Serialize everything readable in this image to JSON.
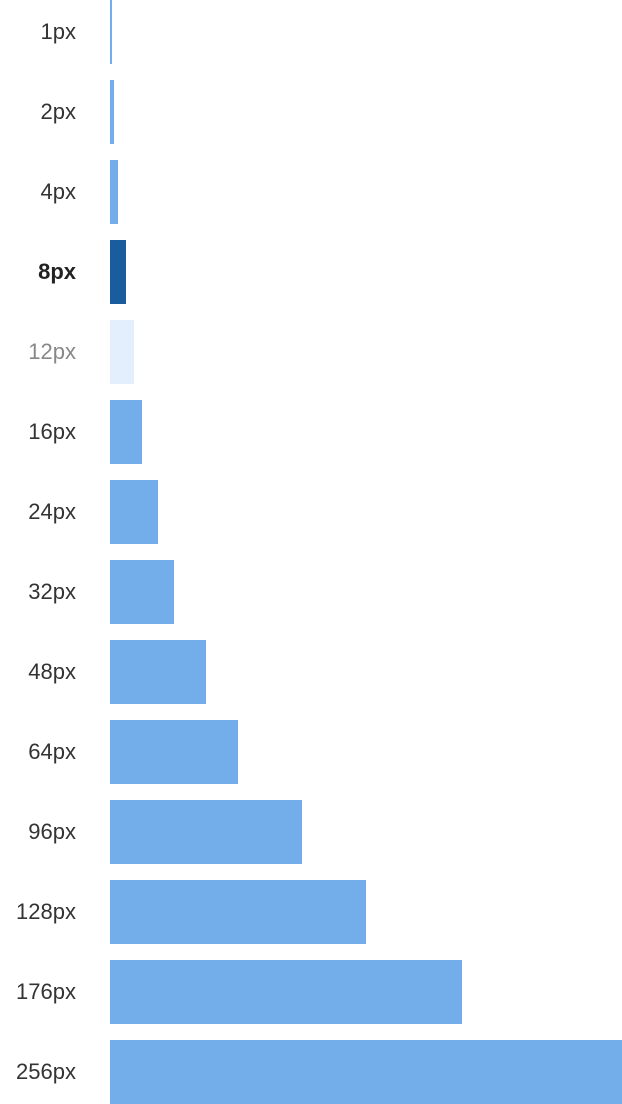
{
  "chart_data": {
    "type": "bar",
    "orientation": "horizontal",
    "title": "",
    "xlabel": "",
    "ylabel": "",
    "categories": [
      "1px",
      "2px",
      "4px",
      "8px",
      "12px",
      "16px",
      "24px",
      "32px",
      "48px",
      "64px",
      "96px",
      "128px",
      "176px",
      "256px"
    ],
    "values": [
      1,
      2,
      4,
      8,
      12,
      16,
      24,
      32,
      48,
      64,
      96,
      128,
      176,
      256
    ],
    "xlim": [
      0,
      256
    ],
    "grid": false,
    "highlight_index": 3,
    "muted_index": 4,
    "colors": {
      "bar": "#74aeea",
      "highlight": "#1a5c9e",
      "muted": "#e3effc"
    }
  }
}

*Short task*
Each line of the data should be quoted exactly, with pictures left out.

*Exercise solution*
Serialize everything readable in this image to JSON.
{
  "chart_data": {
    "type": "bar",
    "orientation": "horizontal",
    "title": "",
    "xlabel": "",
    "ylabel": "",
    "categories": [
      "1px",
      "2px",
      "4px",
      "8px",
      "12px",
      "16px",
      "24px",
      "32px",
      "48px",
      "64px",
      "96px",
      "128px",
      "176px",
      "256px"
    ],
    "values": [
      1,
      2,
      4,
      8,
      12,
      16,
      24,
      32,
      48,
      64,
      96,
      128,
      176,
      256
    ],
    "xlim": [
      0,
      256
    ],
    "grid": false,
    "highlight_index": 3,
    "muted_index": 4,
    "colors": {
      "bar": "#74aeea",
      "highlight": "#1a5c9e",
      "muted": "#e3effc"
    }
  }
}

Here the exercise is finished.